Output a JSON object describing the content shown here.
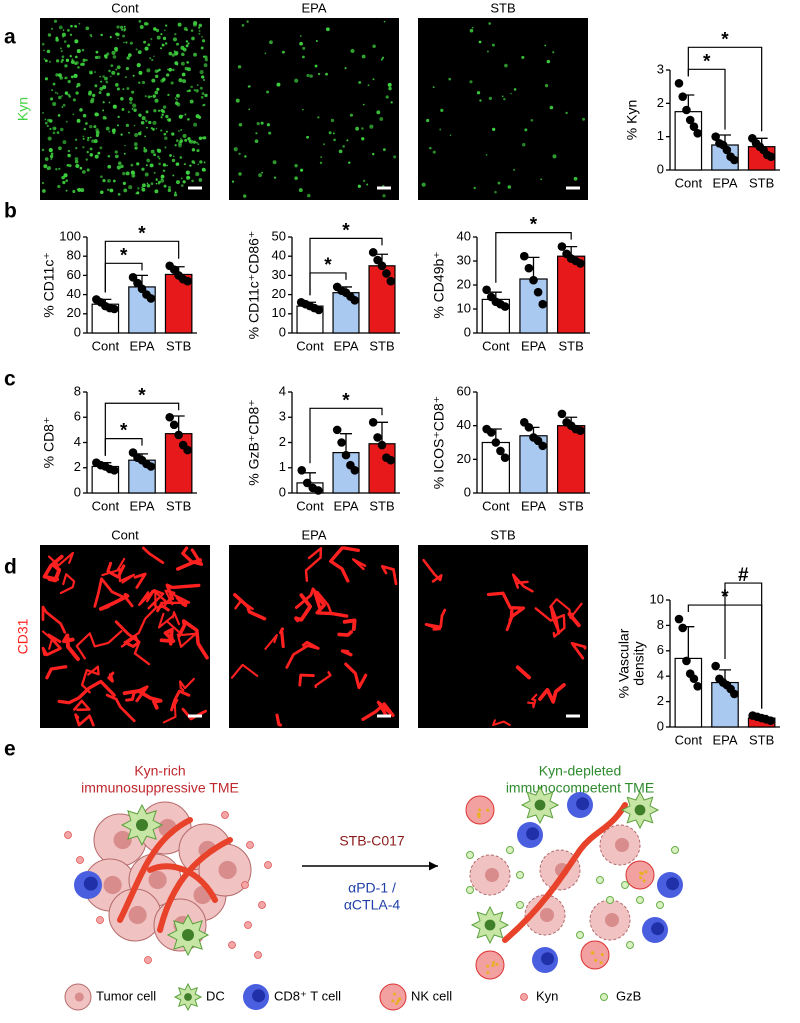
{
  "panel_labels": [
    "a",
    "b",
    "c",
    "d",
    "e"
  ],
  "images": {
    "a": {
      "titles": [
        "Cont",
        "EPA",
        "STB"
      ],
      "stain": "Kyn"
    },
    "d": {
      "titles": [
        "Cont",
        "EPA",
        "STB"
      ],
      "stain": "CD31"
    }
  },
  "chart_data": [
    {
      "type": "bar",
      "ylabel": [
        "% Kyn"
      ],
      "categories": [
        "Cont",
        "EPA",
        "STB"
      ],
      "colors": [
        "#ffffff",
        "#a9c9f0",
        "#e8191a"
      ],
      "values": [
        1.75,
        0.75,
        0.7
      ],
      "errors": [
        0.5,
        0.3,
        0.25
      ],
      "points": [
        [
          2.6,
          2.2,
          1.8,
          1.5,
          1.3,
          1.1
        ],
        [
          1.0,
          0.8,
          0.75,
          0.6,
          0.4,
          0.3
        ],
        [
          0.95,
          0.8,
          0.7,
          0.6,
          0.45,
          0.4
        ]
      ],
      "ylim": [
        0,
        3
      ],
      "yticks": [
        0,
        1,
        2,
        3
      ],
      "annotations": [
        {
          "text": "*",
          "between": [
            0,
            1
          ]
        },
        {
          "text": "*",
          "between": [
            0,
            2
          ]
        }
      ]
    },
    {
      "type": "bar",
      "ylabel": [
        "% CD11c⁺"
      ],
      "categories": [
        "Cont",
        "EPA",
        "STB"
      ],
      "colors": [
        "#ffffff",
        "#a9c9f0",
        "#e8191a"
      ],
      "values": [
        30,
        48,
        61
      ],
      "errors": [
        5,
        12,
        8
      ],
      "points": [
        [
          35,
          32,
          28,
          26,
          25
        ],
        [
          58,
          52,
          46,
          40,
          36
        ],
        [
          70,
          66,
          60,
          56,
          54
        ]
      ],
      "ylim": [
        0,
        100
      ],
      "yticks": [
        0,
        20,
        40,
        60,
        80,
        100
      ],
      "annotations": [
        {
          "text": "*",
          "between": [
            0,
            1
          ]
        },
        {
          "text": "*",
          "between": [
            0,
            2
          ]
        }
      ]
    },
    {
      "type": "bar",
      "ylabel": [
        "% CD11c⁺CD86⁺"
      ],
      "categories": [
        "Cont",
        "EPA",
        "STB"
      ],
      "colors": [
        "#ffffff",
        "#a9c9f0",
        "#e8191a"
      ],
      "values": [
        14,
        21,
        35
      ],
      "errors": [
        2,
        3,
        6
      ],
      "points": [
        [
          16,
          15,
          14,
          13,
          12
        ],
        [
          24,
          22,
          21,
          19,
          17
        ],
        [
          42,
          38,
          35,
          31,
          27
        ]
      ],
      "ylim": [
        0,
        50
      ],
      "yticks": [
        0,
        10,
        20,
        30,
        40,
        50
      ],
      "annotations": [
        {
          "text": "*",
          "between": [
            0,
            1
          ]
        },
        {
          "text": "*",
          "between": [
            0,
            2
          ]
        }
      ]
    },
    {
      "type": "bar",
      "ylabel": [
        "% CD49b⁺"
      ],
      "categories": [
        "Cont",
        "EPA",
        "STB"
      ],
      "colors": [
        "#ffffff",
        "#a9c9f0",
        "#e8191a"
      ],
      "values": [
        14,
        22.5,
        32
      ],
      "errors": [
        3,
        9,
        4
      ],
      "points": [
        [
          18,
          15,
          13,
          12,
          11
        ],
        [
          32,
          27,
          22,
          17,
          12
        ],
        [
          36,
          33,
          31,
          30,
          29
        ]
      ],
      "ylim": [
        0,
        40
      ],
      "yticks": [
        0,
        10,
        20,
        30,
        40
      ],
      "annotations": [
        {
          "text": "*",
          "between": [
            0,
            2
          ]
        }
      ]
    },
    {
      "type": "bar",
      "ylabel": [
        "% CD8⁺"
      ],
      "categories": [
        "Cont",
        "EPA",
        "STB"
      ],
      "colors": [
        "#ffffff",
        "#a9c9f0",
        "#e8191a"
      ],
      "values": [
        2.1,
        2.6,
        4.7
      ],
      "errors": [
        0.3,
        0.5,
        1.4
      ],
      "points": [
        [
          2.4,
          2.2,
          2.1,
          1.9,
          1.8
        ],
        [
          3.2,
          2.8,
          2.6,
          2.3,
          2.1
        ],
        [
          6.0,
          5.4,
          4.6,
          3.8,
          3.4
        ]
      ],
      "ylim": [
        0,
        8
      ],
      "yticks": [
        0,
        2,
        4,
        6,
        8
      ],
      "annotations": [
        {
          "text": "*",
          "between": [
            0,
            1
          ]
        },
        {
          "text": "*",
          "between": [
            0,
            2
          ]
        }
      ]
    },
    {
      "type": "bar",
      "ylabel": [
        "% GzB⁺CD8⁺"
      ],
      "categories": [
        "Cont",
        "EPA",
        "STB"
      ],
      "colors": [
        "#ffffff",
        "#a9c9f0",
        "#e8191a"
      ],
      "values": [
        0.4,
        1.6,
        1.95
      ],
      "errors": [
        0.4,
        0.75,
        0.85
      ],
      "points": [
        [
          0.9,
          0.4,
          0.2,
          0.1
        ],
        [
          2.5,
          2.0,
          1.5,
          1.1,
          0.9
        ],
        [
          2.8,
          2.2,
          1.9,
          1.4,
          1.3
        ]
      ],
      "ylim": [
        0,
        4
      ],
      "yticks": [
        0,
        1,
        2,
        3,
        4
      ],
      "annotations": [
        {
          "text": "*",
          "between": [
            0,
            2
          ]
        }
      ]
    },
    {
      "type": "bar",
      "ylabel": [
        "% ICOS⁺CD8⁺"
      ],
      "categories": [
        "Cont",
        "EPA",
        "STB"
      ],
      "colors": [
        "#ffffff",
        "#a9c9f0",
        "#e8191a"
      ],
      "values": [
        30,
        34,
        40
      ],
      "errors": [
        8,
        5,
        5
      ],
      "points": [
        [
          38,
          36,
          30,
          25,
          21
        ],
        [
          42,
          39,
          33,
          31,
          28
        ],
        [
          47,
          42,
          40,
          38,
          37
        ]
      ],
      "ylim": [
        0,
        60
      ],
      "yticks": [
        0,
        20,
        40,
        60
      ],
      "annotations": []
    },
    {
      "type": "bar",
      "ylabel": [
        "% Vascular",
        "density"
      ],
      "categories": [
        "Cont",
        "EPA",
        "STB"
      ],
      "colors": [
        "#ffffff",
        "#a9c9f0",
        "#e8191a"
      ],
      "values": [
        5.4,
        3.5,
        0.7
      ],
      "errors": [
        2.5,
        1.0,
        0.2
      ],
      "points": [
        [
          8.5,
          7.8,
          5.2,
          4.2,
          3.8,
          3.2
        ],
        [
          4.8,
          3.8,
          3.5,
          3.3,
          3.0,
          2.6
        ],
        [
          0.9,
          0.8,
          0.7,
          0.6,
          0.5
        ]
      ],
      "ylim": [
        0,
        10
      ],
      "yticks": [
        0,
        2,
        4,
        6,
        8,
        10
      ],
      "annotations": [
        {
          "text": "*",
          "between": [
            0,
            2
          ]
        },
        {
          "text": "#",
          "between": [
            1,
            2
          ]
        }
      ]
    }
  ],
  "diagram": {
    "left_title": [
      "Kyn-rich",
      "immunosuppressive TME"
    ],
    "right_title": [
      "Kyn-depleted",
      "immunocompetent TME"
    ],
    "treatment": "STB-C017",
    "combination": [
      "αPD-1 /",
      "αCTLA-4"
    ],
    "legend": [
      "Tumor cell",
      "DC",
      "CD8⁺ T cell",
      "NK cell",
      "Kyn",
      "GzB"
    ]
  }
}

**Directions for this task:** Give the listing again word for word. Skip any pictures.

**Response to this exercise:**
Output a JSON object describing the content shown here.
{
  "panel_labels": [
    "a",
    "b",
    "c",
    "d",
    "e"
  ],
  "images": {
    "a": {
      "titles": [
        "Cont",
        "EPA",
        "STB"
      ],
      "stain": "Kyn"
    },
    "d": {
      "titles": [
        "Cont",
        "EPA",
        "STB"
      ],
      "stain": "CD31"
    }
  },
  "chart_data": [
    {
      "type": "bar",
      "ylabel": [
        "% Kyn"
      ],
      "categories": [
        "Cont",
        "EPA",
        "STB"
      ],
      "colors": [
        "#ffffff",
        "#a9c9f0",
        "#e8191a"
      ],
      "values": [
        1.75,
        0.75,
        0.7
      ],
      "errors": [
        0.5,
        0.3,
        0.25
      ],
      "points": [
        [
          2.6,
          2.2,
          1.8,
          1.5,
          1.3,
          1.1
        ],
        [
          1.0,
          0.8,
          0.75,
          0.6,
          0.4,
          0.3
        ],
        [
          0.95,
          0.8,
          0.7,
          0.6,
          0.45,
          0.4
        ]
      ],
      "ylim": [
        0,
        3
      ],
      "yticks": [
        0,
        1,
        2,
        3
      ],
      "annotations": [
        {
          "text": "*",
          "between": [
            0,
            1
          ]
        },
        {
          "text": "*",
          "between": [
            0,
            2
          ]
        }
      ]
    },
    {
      "type": "bar",
      "ylabel": [
        "% CD11c⁺"
      ],
      "categories": [
        "Cont",
        "EPA",
        "STB"
      ],
      "colors": [
        "#ffffff",
        "#a9c9f0",
        "#e8191a"
      ],
      "values": [
        30,
        48,
        61
      ],
      "errors": [
        5,
        12,
        8
      ],
      "points": [
        [
          35,
          32,
          28,
          26,
          25
        ],
        [
          58,
          52,
          46,
          40,
          36
        ],
        [
          70,
          66,
          60,
          56,
          54
        ]
      ],
      "ylim": [
        0,
        100
      ],
      "yticks": [
        0,
        20,
        40,
        60,
        80,
        100
      ],
      "annotations": [
        {
          "text": "*",
          "between": [
            0,
            1
          ]
        },
        {
          "text": "*",
          "between": [
            0,
            2
          ]
        }
      ]
    },
    {
      "type": "bar",
      "ylabel": [
        "% CD11c⁺CD86⁺"
      ],
      "categories": [
        "Cont",
        "EPA",
        "STB"
      ],
      "colors": [
        "#ffffff",
        "#a9c9f0",
        "#e8191a"
      ],
      "values": [
        14,
        21,
        35
      ],
      "errors": [
        2,
        3,
        6
      ],
      "points": [
        [
          16,
          15,
          14,
          13,
          12
        ],
        [
          24,
          22,
          21,
          19,
          17
        ],
        [
          42,
          38,
          35,
          31,
          27
        ]
      ],
      "ylim": [
        0,
        50
      ],
      "yticks": [
        0,
        10,
        20,
        30,
        40,
        50
      ],
      "annotations": [
        {
          "text": "*",
          "between": [
            0,
            1
          ]
        },
        {
          "text": "*",
          "between": [
            0,
            2
          ]
        }
      ]
    },
    {
      "type": "bar",
      "ylabel": [
        "% CD49b⁺"
      ],
      "categories": [
        "Cont",
        "EPA",
        "STB"
      ],
      "colors": [
        "#ffffff",
        "#a9c9f0",
        "#e8191a"
      ],
      "values": [
        14,
        22.5,
        32
      ],
      "errors": [
        3,
        9,
        4
      ],
      "points": [
        [
          18,
          15,
          13,
          12,
          11
        ],
        [
          32,
          27,
          22,
          17,
          12
        ],
        [
          36,
          33,
          31,
          30,
          29
        ]
      ],
      "ylim": [
        0,
        40
      ],
      "yticks": [
        0,
        10,
        20,
        30,
        40
      ],
      "annotations": [
        {
          "text": "*",
          "between": [
            0,
            2
          ]
        }
      ]
    },
    {
      "type": "bar",
      "ylabel": [
        "% CD8⁺"
      ],
      "categories": [
        "Cont",
        "EPA",
        "STB"
      ],
      "colors": [
        "#ffffff",
        "#a9c9f0",
        "#e8191a"
      ],
      "values": [
        2.1,
        2.6,
        4.7
      ],
      "errors": [
        0.3,
        0.5,
        1.4
      ],
      "points": [
        [
          2.4,
          2.2,
          2.1,
          1.9,
          1.8
        ],
        [
          3.2,
          2.8,
          2.6,
          2.3,
          2.1
        ],
        [
          6.0,
          5.4,
          4.6,
          3.8,
          3.4
        ]
      ],
      "ylim": [
        0,
        8
      ],
      "yticks": [
        0,
        2,
        4,
        6,
        8
      ],
      "annotations": [
        {
          "text": "*",
          "between": [
            0,
            1
          ]
        },
        {
          "text": "*",
          "between": [
            0,
            2
          ]
        }
      ]
    },
    {
      "type": "bar",
      "ylabel": [
        "% GzB⁺CD8⁺"
      ],
      "categories": [
        "Cont",
        "EPA",
        "STB"
      ],
      "colors": [
        "#ffffff",
        "#a9c9f0",
        "#e8191a"
      ],
      "values": [
        0.4,
        1.6,
        1.95
      ],
      "errors": [
        0.4,
        0.75,
        0.85
      ],
      "points": [
        [
          0.9,
          0.4,
          0.2,
          0.1
        ],
        [
          2.5,
          2.0,
          1.5,
          1.1,
          0.9
        ],
        [
          2.8,
          2.2,
          1.9,
          1.4,
          1.3
        ]
      ],
      "ylim": [
        0,
        4
      ],
      "yticks": [
        0,
        1,
        2,
        3,
        4
      ],
      "annotations": [
        {
          "text": "*",
          "between": [
            0,
            2
          ]
        }
      ]
    },
    {
      "type": "bar",
      "ylabel": [
        "% ICOS⁺CD8⁺"
      ],
      "categories": [
        "Cont",
        "EPA",
        "STB"
      ],
      "colors": [
        "#ffffff",
        "#a9c9f0",
        "#e8191a"
      ],
      "values": [
        30,
        34,
        40
      ],
      "errors": [
        8,
        5,
        5
      ],
      "points": [
        [
          38,
          36,
          30,
          25,
          21
        ],
        [
          42,
          39,
          33,
          31,
          28
        ],
        [
          47,
          42,
          40,
          38,
          37
        ]
      ],
      "ylim": [
        0,
        60
      ],
      "yticks": [
        0,
        20,
        40,
        60
      ],
      "annotations": []
    },
    {
      "type": "bar",
      "ylabel": [
        "% Vascular",
        "density"
      ],
      "categories": [
        "Cont",
        "EPA",
        "STB"
      ],
      "colors": [
        "#ffffff",
        "#a9c9f0",
        "#e8191a"
      ],
      "values": [
        5.4,
        3.5,
        0.7
      ],
      "errors": [
        2.5,
        1.0,
        0.2
      ],
      "points": [
        [
          8.5,
          7.8,
          5.2,
          4.2,
          3.8,
          3.2
        ],
        [
          4.8,
          3.8,
          3.5,
          3.3,
          3.0,
          2.6
        ],
        [
          0.9,
          0.8,
          0.7,
          0.6,
          0.5
        ]
      ],
      "ylim": [
        0,
        10
      ],
      "yticks": [
        0,
        2,
        4,
        6,
        8,
        10
      ],
      "annotations": [
        {
          "text": "*",
          "between": [
            0,
            2
          ]
        },
        {
          "text": "#",
          "between": [
            1,
            2
          ]
        }
      ]
    }
  ],
  "diagram": {
    "left_title": [
      "Kyn-rich",
      "immunosuppressive TME"
    ],
    "right_title": [
      "Kyn-depleted",
      "immunocompetent TME"
    ],
    "treatment": "STB-C017",
    "combination": [
      "αPD-1 /",
      "αCTLA-4"
    ],
    "legend": [
      "Tumor cell",
      "DC",
      "CD8⁺ T cell",
      "NK cell",
      "Kyn",
      "GzB"
    ]
  }
}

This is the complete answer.